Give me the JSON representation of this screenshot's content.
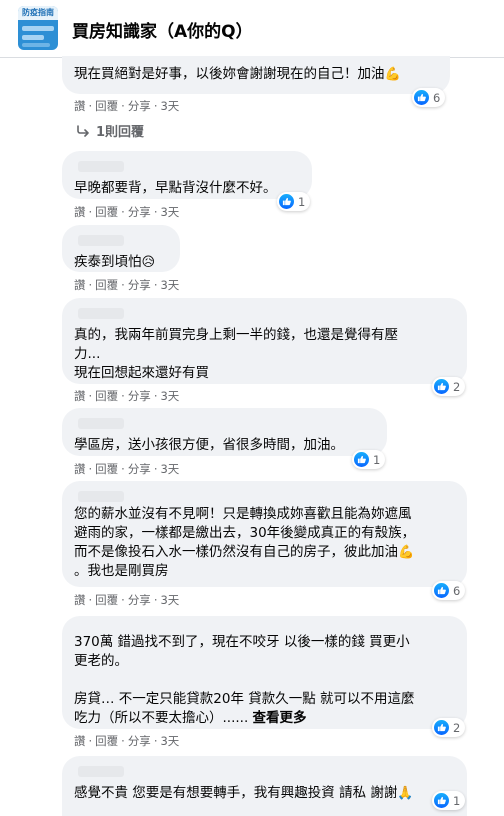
{
  "header": {
    "group_avatar_text": "防疫指南",
    "title": "買房知識家（A你的Q）"
  },
  "actions": {
    "like": "讚",
    "reply": "回覆",
    "share": "分享",
    "dot": "·"
  },
  "replies_link": "1則回覆",
  "comments": [
    {
      "text": "現在買絕對是好事，以後妳會謝謝現在的自己！加油",
      "emoji": "💪",
      "time": "3天",
      "reactions": "6"
    },
    {
      "text": "早晚都要背，早點背沒什麼不好。",
      "time": "3天",
      "reactions": "1"
    },
    {
      "text": "疾泰到頃怕",
      "emoji": "😥",
      "time": "3天",
      "reactions": ""
    },
    {
      "text": "真的，我兩年前買完身上剩一半的錢，也還是覺得有壓\n力...\n現在回想起來還好有買",
      "time": "3天",
      "reactions": "2"
    },
    {
      "text": "學區房，送小孩很方便，省很多時間，加油。",
      "time": "3天",
      "reactions": "1"
    },
    {
      "text": "您的薪水並沒有不見啊！只是轉換成妳喜歡且能為妳遮風\n避雨的家，一樣都是繳出去，30年後變成真正的有殼族，\n而不是像投石入水一樣仍然沒有自己的房子，彼此加油",
      "emoji": "💪",
      "text2": "。我也是剛買房",
      "time": "3天",
      "reactions": "6"
    },
    {
      "text": "370萬 錯過找不到了，現在不咬牙 以後一樣的錢 買更小\n更老的。\n\n房貸… 不一定只能貸款20年 貸款久一點 就可以不用這麼\n吃力（所以不要太擔心）......",
      "more": "查看更多",
      "time": "3天",
      "reactions": "2"
    },
    {
      "text": "感覺不貴 您要是有想要轉手，我有興趣投資 請私 謝謝",
      "emoji": "🙏",
      "time": "",
      "reactions": "1"
    }
  ]
}
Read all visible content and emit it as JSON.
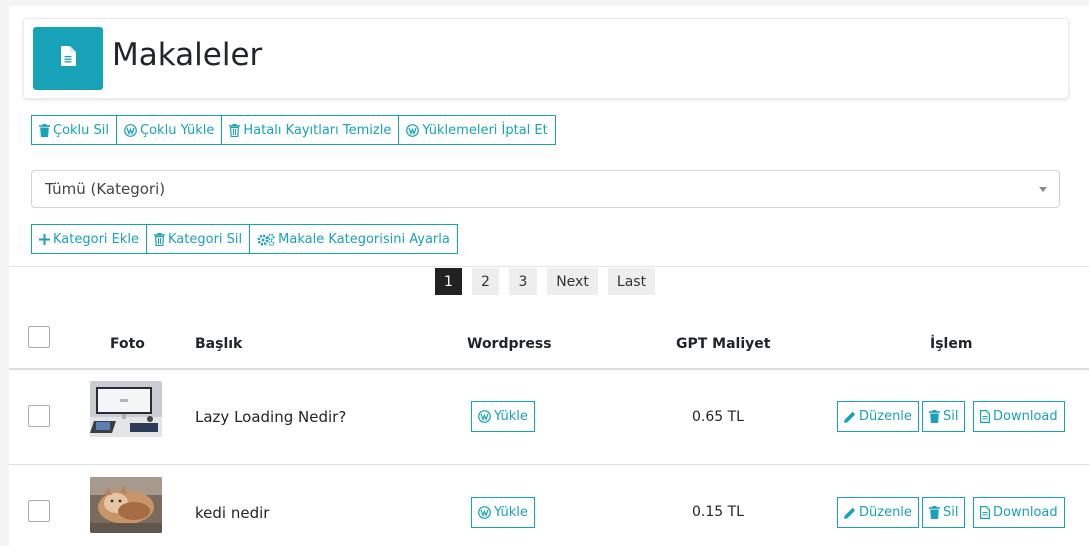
{
  "header": {
    "title": "Makaleler",
    "icon": "document-icon"
  },
  "bulk_actions": [
    {
      "label": "Çoklu Sil",
      "icon": "trash-icon"
    },
    {
      "label": "Çoklu Yükle",
      "icon": "wordpress-icon"
    },
    {
      "label": "Hatalı Kayıtları Temizle",
      "icon": "trash-outline-icon"
    },
    {
      "label": "Yüklemeleri İptal Et",
      "icon": "wordpress-icon"
    }
  ],
  "category_select": {
    "selected": "Tümü (Kategori)"
  },
  "category_actions": [
    {
      "label": "Kategori Ekle",
      "icon": "plus-icon"
    },
    {
      "label": "Kategori Sil",
      "icon": "trash-outline-icon"
    },
    {
      "label": "Makale Kategorisini Ayarla",
      "icon": "gears-icon"
    }
  ],
  "pagination": {
    "pages": [
      "1",
      "2",
      "3"
    ],
    "active": "1",
    "next": "Next",
    "last": "Last"
  },
  "table": {
    "columns": {
      "photo": "Foto",
      "title": "Başlık",
      "wordpress": "Wordpress",
      "cost": "GPT Maliyet",
      "action": "İşlem"
    },
    "rows": [
      {
        "title": "Lazy Loading Nedir?",
        "wordpress_label": "Yükle",
        "cost": "0.65 TL",
        "edit_label": "Düzenle",
        "delete_label": "Sil",
        "download_label": "Download"
      },
      {
        "title": "kedi nedir",
        "wordpress_label": "Yükle",
        "cost": "0.15 TL",
        "edit_label": "Düzenle",
        "delete_label": "Sil",
        "download_label": "Download"
      }
    ]
  },
  "colors": {
    "accent": "#17a2b8",
    "active_page": "#222222"
  }
}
------------------------------------
### Task objective
Pull out each line of the records holding the string "content".

### Exercise output
Give me the JSON representation of this screenshot's content.
Read all visible content and emit it as JSON.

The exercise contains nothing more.